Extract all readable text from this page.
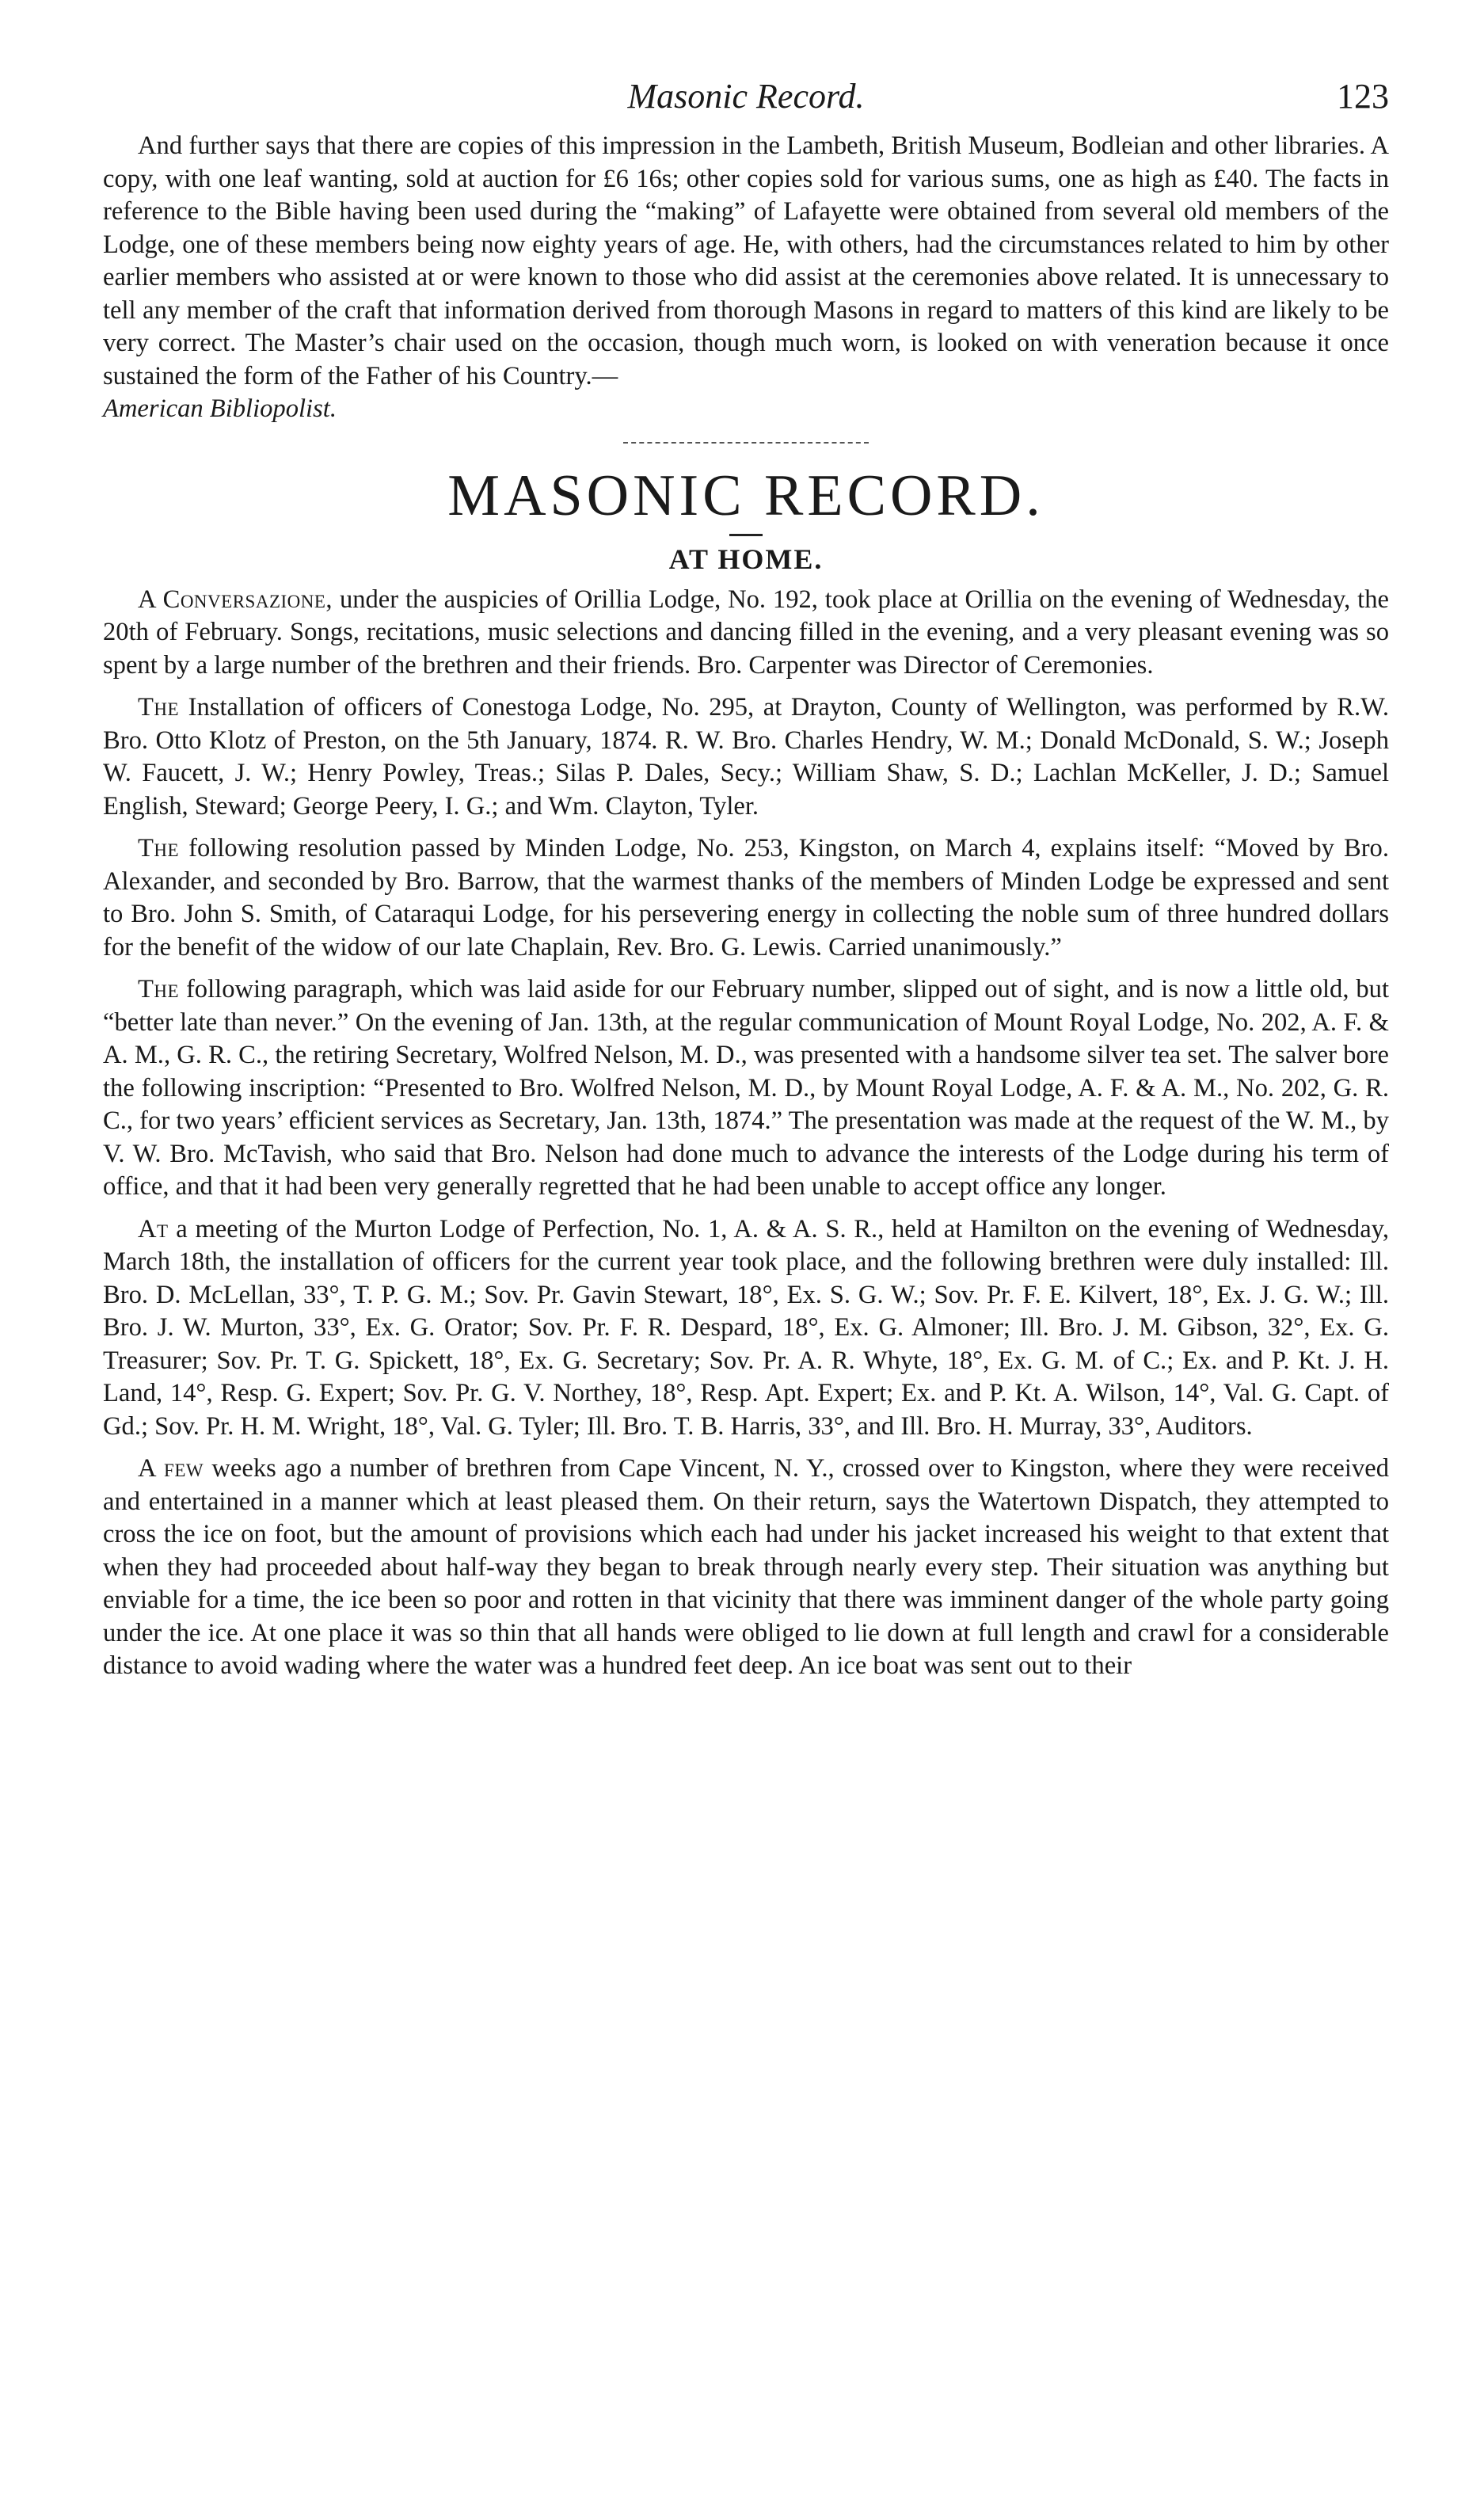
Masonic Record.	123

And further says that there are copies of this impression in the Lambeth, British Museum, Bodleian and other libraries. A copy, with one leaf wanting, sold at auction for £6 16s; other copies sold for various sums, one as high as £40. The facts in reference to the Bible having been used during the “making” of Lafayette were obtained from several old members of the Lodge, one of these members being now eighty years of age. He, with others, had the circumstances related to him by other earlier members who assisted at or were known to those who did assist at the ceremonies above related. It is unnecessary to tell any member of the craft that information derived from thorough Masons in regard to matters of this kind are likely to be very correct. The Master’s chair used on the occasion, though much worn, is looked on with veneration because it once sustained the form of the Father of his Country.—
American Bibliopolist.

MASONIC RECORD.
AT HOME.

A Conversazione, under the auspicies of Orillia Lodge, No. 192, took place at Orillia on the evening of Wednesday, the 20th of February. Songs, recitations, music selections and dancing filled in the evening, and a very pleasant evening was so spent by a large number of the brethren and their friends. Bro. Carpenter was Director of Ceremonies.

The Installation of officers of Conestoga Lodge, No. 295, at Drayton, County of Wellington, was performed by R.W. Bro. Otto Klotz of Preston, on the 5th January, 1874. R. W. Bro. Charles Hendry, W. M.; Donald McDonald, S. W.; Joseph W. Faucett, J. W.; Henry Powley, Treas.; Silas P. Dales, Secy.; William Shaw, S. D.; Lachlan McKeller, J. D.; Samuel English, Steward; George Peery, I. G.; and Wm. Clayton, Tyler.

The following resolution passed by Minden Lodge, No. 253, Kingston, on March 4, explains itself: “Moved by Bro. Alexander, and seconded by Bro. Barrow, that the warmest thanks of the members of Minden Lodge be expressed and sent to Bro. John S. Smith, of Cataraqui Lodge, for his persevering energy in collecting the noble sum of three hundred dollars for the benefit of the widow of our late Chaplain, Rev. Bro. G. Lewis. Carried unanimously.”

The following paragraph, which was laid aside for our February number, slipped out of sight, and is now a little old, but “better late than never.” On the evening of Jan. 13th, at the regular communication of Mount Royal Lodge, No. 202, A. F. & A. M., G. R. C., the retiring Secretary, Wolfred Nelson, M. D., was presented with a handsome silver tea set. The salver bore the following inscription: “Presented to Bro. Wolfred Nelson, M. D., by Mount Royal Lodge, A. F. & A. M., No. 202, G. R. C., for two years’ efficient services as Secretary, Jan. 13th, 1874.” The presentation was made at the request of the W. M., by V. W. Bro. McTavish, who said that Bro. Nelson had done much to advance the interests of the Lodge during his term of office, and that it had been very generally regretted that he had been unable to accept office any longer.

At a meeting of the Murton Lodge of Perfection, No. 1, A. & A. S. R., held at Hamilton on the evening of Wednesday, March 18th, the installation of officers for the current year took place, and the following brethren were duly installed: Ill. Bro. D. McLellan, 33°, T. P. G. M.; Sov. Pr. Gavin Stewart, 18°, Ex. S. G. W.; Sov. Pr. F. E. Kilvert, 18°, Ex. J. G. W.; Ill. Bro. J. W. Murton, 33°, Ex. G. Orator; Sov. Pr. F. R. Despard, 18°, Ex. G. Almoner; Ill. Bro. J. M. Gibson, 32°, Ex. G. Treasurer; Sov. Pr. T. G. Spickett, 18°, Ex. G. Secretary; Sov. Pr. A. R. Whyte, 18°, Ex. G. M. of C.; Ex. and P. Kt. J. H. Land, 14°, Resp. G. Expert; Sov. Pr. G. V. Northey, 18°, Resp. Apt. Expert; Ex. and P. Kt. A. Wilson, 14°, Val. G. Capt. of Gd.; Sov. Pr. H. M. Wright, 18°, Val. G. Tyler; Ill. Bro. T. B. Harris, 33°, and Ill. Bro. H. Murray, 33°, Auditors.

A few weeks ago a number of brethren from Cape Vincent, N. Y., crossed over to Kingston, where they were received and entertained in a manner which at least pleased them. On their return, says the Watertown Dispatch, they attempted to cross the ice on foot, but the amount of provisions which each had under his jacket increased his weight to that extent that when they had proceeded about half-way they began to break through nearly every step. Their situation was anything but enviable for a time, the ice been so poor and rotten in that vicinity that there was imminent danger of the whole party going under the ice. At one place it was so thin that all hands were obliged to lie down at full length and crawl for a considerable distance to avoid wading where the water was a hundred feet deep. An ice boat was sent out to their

◆ ◆ ◆ ◆

**Prompt:**
Show all lines in the entries above where the string "under" appears.

**Result of the exercise:**
A Conversazione, under the auspicies of Orillia Lodge, No. 192, took place at Orillia on the evening of Wednesday, the 20th of February. Songs, recitations, music selections and dancing filled in the evening, and a very pleasant evening was so spent by a large number of the brethren and their friends. Bro. Carpenter was Director of Ceremonies.
A few weeks ago a number of brethren from Cape Vincent, N. Y., crossed over to Kingston, where they were received and entertained in a manner which at least pleased them. On their return, says the Watertown Dispatch, they attempted to cross the ice on foot, but the amount of provisions which each had under his jacket increased his weight to that extent that when they had proceeded about half-way they began to break through nearly every step. Their situation was anything but enviable for a time, the ice been so poor and rotten in that vicinity that there was imminent danger of the whole party going under the ice. At one place it was so thin that all hands were obliged to lie down at full length and crawl for a considerable distance to avoid wading where the water was a hundred feet deep. An ice boat was sent out to their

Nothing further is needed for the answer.